start Given entries

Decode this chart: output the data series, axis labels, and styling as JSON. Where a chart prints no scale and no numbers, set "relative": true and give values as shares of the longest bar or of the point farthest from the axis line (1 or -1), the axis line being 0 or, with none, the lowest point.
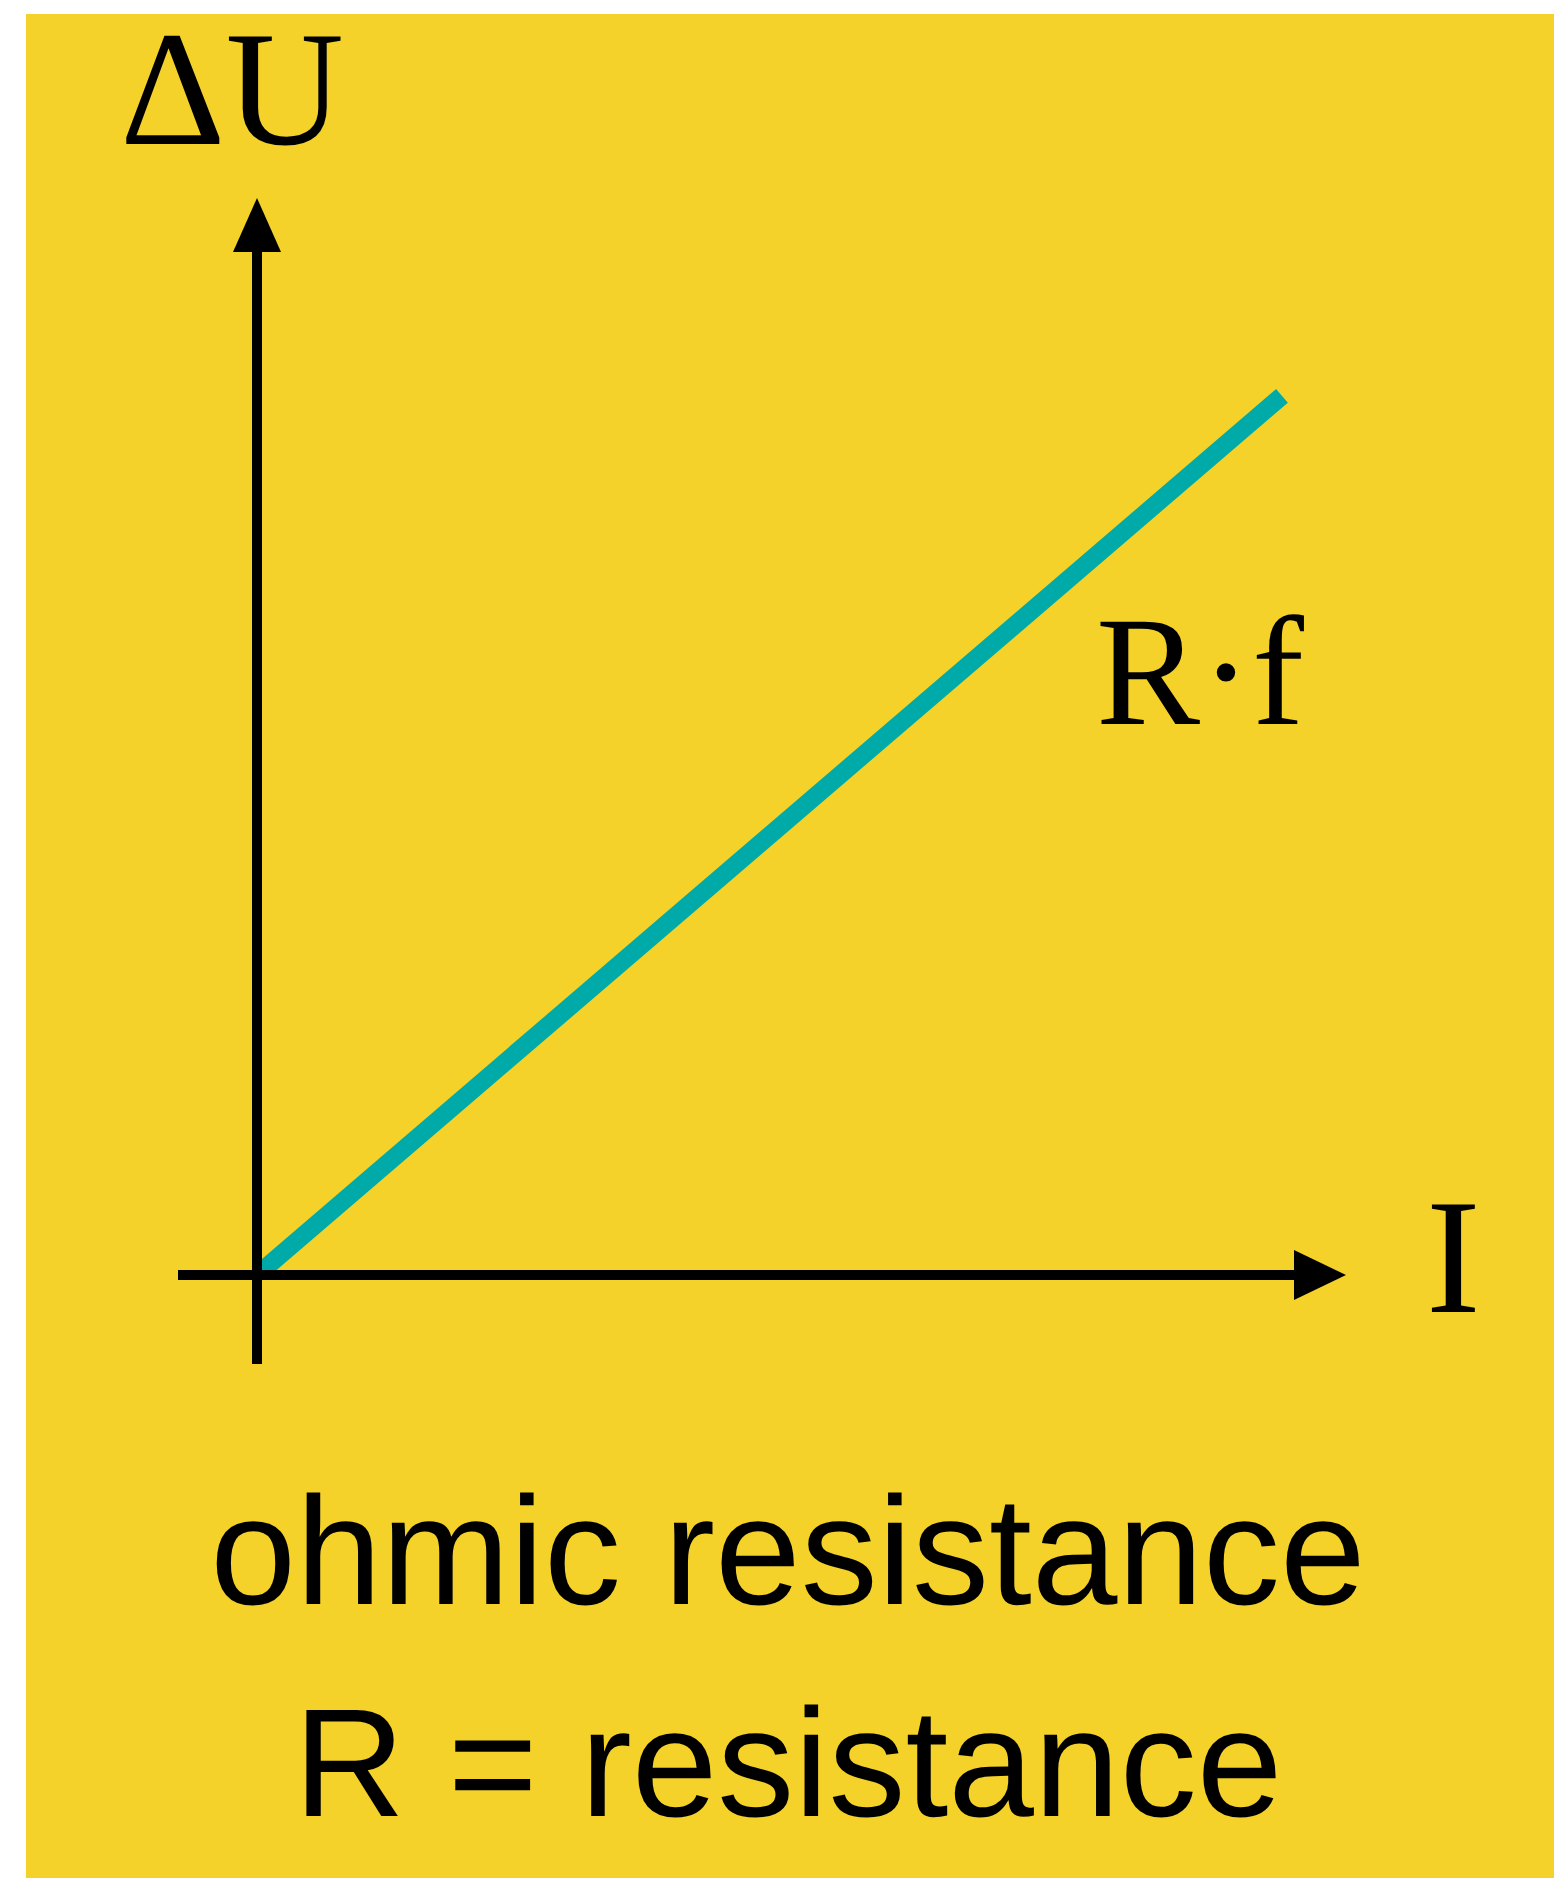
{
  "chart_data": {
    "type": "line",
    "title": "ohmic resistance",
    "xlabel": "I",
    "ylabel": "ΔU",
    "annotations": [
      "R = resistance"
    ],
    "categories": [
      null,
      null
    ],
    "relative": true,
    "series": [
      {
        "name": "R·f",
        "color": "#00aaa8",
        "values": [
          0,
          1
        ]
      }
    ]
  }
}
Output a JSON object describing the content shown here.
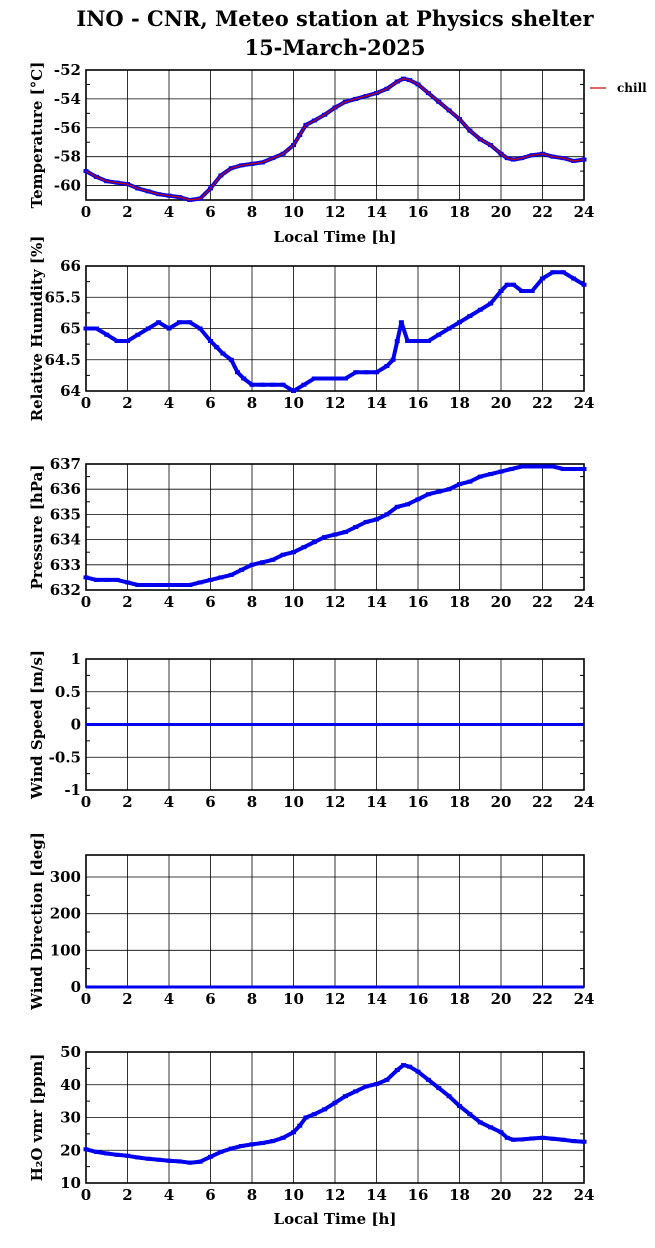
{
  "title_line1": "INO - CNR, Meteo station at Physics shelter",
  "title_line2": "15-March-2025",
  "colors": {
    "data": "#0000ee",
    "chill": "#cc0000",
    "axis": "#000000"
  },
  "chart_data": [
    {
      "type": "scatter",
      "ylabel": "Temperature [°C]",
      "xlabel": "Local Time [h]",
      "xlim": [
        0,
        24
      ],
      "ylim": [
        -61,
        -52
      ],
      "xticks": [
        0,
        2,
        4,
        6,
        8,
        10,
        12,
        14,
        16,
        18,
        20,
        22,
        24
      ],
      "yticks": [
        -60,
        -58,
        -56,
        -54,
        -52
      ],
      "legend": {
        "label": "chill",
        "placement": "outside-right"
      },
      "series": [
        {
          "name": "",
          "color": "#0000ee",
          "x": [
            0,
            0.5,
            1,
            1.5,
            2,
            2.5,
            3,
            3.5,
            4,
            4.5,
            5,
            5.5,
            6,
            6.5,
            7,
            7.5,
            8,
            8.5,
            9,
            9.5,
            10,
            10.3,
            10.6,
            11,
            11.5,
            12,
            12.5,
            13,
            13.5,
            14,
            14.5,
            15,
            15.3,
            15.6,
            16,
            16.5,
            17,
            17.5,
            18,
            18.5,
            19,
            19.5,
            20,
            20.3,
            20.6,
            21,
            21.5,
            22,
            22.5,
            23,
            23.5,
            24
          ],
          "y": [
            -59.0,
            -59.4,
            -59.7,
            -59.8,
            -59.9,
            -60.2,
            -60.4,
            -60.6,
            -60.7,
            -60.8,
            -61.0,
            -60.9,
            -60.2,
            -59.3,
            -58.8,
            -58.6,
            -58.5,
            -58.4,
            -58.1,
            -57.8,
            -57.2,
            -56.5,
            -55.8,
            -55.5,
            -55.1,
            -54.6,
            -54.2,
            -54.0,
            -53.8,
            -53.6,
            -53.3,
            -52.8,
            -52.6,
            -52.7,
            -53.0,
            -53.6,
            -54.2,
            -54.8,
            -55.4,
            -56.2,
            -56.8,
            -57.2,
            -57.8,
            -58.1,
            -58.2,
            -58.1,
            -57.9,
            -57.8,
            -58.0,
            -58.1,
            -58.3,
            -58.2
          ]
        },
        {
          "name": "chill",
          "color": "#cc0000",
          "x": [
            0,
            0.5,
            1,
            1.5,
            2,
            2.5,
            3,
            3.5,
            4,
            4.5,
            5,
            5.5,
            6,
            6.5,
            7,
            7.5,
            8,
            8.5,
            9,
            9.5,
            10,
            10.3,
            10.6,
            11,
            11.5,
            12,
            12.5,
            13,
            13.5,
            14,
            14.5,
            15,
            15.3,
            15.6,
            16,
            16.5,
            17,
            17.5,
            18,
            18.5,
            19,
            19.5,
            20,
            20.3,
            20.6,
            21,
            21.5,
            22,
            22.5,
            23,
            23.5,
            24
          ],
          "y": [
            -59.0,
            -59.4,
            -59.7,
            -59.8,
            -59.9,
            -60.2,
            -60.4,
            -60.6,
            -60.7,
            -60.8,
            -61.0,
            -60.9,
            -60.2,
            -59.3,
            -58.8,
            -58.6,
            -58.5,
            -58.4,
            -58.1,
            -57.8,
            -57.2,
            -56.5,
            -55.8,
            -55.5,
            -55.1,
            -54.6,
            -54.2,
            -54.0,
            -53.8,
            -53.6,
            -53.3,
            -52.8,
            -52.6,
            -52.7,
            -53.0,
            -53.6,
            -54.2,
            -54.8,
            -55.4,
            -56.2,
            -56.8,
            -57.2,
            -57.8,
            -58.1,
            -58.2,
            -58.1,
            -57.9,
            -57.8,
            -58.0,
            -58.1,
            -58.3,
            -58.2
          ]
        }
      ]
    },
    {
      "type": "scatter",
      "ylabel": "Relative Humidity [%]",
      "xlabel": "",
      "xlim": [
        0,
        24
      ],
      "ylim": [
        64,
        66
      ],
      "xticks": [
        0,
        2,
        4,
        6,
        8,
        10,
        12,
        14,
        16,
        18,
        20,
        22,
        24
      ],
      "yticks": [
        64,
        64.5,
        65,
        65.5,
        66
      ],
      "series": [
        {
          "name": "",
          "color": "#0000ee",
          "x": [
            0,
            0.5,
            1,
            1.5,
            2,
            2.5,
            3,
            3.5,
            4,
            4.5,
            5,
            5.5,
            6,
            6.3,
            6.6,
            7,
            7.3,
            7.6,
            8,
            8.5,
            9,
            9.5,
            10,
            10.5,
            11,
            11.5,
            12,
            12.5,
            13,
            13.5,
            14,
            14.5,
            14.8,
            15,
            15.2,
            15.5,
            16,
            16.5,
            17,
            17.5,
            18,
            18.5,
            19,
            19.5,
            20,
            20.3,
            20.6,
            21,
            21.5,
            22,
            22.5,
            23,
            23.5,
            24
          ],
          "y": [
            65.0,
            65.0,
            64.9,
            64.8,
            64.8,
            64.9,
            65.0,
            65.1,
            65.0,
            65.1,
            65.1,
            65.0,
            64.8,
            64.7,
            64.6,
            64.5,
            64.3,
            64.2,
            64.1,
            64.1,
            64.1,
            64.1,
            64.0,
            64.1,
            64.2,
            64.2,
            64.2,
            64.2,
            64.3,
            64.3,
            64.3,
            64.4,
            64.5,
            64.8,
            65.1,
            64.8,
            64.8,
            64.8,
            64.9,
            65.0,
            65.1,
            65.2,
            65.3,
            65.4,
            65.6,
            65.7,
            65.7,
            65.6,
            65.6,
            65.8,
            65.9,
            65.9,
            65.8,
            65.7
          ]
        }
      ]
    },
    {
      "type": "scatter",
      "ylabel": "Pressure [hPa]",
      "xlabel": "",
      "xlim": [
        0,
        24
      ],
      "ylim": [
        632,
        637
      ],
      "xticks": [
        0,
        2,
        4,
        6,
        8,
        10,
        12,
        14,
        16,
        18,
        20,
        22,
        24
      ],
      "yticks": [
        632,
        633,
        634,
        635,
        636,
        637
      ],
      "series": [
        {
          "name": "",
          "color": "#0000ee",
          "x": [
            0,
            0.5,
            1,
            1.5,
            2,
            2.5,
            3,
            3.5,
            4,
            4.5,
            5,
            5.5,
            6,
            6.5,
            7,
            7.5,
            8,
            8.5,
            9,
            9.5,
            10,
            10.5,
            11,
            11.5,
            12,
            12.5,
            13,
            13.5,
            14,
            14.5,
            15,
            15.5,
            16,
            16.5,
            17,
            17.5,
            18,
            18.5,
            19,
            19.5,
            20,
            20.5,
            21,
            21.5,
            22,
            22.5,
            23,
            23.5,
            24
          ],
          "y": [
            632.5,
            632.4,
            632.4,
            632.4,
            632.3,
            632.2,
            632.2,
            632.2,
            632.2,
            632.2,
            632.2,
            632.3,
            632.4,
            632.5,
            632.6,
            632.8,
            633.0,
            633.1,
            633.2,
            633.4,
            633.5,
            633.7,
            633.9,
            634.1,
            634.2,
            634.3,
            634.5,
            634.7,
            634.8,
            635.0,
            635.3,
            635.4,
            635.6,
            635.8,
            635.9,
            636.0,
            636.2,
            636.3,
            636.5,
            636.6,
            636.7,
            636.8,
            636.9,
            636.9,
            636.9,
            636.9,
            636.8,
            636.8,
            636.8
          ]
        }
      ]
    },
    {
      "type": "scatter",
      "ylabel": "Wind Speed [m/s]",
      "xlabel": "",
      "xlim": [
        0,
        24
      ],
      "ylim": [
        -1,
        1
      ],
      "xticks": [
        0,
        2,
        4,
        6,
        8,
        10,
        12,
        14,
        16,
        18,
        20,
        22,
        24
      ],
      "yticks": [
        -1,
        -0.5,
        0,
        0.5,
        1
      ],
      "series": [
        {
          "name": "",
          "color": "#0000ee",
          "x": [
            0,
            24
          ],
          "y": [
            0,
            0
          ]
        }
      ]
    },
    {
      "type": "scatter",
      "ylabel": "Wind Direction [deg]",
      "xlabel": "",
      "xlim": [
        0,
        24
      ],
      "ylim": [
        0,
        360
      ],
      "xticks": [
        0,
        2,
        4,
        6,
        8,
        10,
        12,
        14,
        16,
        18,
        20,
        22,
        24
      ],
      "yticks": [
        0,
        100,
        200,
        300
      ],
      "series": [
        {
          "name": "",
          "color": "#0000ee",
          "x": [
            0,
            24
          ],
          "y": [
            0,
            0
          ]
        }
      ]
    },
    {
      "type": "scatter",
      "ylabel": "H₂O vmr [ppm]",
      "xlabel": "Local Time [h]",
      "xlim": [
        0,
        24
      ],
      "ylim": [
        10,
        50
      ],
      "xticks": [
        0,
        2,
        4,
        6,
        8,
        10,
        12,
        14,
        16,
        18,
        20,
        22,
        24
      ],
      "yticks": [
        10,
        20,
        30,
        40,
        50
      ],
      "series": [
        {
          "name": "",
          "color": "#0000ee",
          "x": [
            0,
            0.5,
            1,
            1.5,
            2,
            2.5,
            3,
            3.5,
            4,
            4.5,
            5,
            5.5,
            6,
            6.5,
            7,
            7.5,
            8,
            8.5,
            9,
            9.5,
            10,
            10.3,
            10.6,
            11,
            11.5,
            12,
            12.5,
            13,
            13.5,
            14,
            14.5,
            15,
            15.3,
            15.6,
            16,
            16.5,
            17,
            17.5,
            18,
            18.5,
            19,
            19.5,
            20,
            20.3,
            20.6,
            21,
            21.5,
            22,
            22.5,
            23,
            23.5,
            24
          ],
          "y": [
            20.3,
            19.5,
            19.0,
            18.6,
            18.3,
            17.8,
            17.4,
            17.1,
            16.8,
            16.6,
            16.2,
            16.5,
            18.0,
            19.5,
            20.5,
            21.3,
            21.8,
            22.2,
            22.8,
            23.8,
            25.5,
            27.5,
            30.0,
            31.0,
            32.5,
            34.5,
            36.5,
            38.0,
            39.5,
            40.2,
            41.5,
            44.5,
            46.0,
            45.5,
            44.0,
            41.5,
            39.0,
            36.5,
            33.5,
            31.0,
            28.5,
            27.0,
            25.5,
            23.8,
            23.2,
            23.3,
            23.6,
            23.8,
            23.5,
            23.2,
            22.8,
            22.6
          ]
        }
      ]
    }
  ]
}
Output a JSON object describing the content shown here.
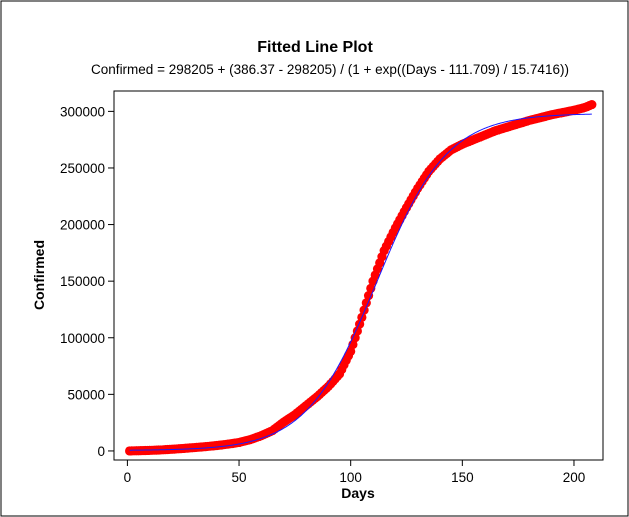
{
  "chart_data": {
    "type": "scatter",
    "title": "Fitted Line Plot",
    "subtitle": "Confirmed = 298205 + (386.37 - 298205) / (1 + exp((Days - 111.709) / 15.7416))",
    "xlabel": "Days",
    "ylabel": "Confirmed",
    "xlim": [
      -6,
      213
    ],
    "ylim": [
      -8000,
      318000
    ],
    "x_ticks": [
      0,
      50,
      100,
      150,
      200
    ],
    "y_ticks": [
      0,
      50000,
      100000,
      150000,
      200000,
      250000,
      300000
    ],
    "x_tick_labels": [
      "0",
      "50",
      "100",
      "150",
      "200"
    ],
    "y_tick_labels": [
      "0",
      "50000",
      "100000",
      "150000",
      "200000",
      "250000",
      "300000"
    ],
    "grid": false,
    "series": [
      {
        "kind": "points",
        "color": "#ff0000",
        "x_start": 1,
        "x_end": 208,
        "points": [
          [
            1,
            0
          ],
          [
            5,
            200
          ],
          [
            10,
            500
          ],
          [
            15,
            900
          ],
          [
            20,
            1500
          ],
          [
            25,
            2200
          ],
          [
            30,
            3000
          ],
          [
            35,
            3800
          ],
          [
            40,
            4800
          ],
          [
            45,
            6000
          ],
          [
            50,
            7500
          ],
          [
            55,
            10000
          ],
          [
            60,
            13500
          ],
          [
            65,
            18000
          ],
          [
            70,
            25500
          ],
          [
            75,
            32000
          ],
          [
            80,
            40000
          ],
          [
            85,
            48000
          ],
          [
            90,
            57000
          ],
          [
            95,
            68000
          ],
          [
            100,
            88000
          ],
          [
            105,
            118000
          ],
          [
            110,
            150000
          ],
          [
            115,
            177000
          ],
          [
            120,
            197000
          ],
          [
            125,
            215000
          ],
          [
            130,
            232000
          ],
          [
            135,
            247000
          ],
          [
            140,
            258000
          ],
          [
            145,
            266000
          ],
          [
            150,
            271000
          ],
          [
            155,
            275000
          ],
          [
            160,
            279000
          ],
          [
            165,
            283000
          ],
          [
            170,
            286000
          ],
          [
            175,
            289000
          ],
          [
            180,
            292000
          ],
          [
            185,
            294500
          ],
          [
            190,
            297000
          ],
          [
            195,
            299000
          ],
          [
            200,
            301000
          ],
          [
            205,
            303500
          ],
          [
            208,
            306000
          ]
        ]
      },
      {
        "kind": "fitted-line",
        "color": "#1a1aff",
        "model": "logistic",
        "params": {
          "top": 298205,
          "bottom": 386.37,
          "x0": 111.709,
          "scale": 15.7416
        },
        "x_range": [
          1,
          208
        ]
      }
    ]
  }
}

end Given entries

Show, from the listing above, each line that contains the word "ylabel".

    "ylabel": "ΔU",
      "ylabel": "Temperature [°C]",
      "ylabel": "Relative Humidity [%]",
      "ylabel": "Pressure [hPa]",
      "ylabel": "Wind Speed [m/s]",
      "ylabel": "Wind Direction [deg]",
      "ylabel": "H₂O vmr [ppm]",
    "ylabel": "Confirmed",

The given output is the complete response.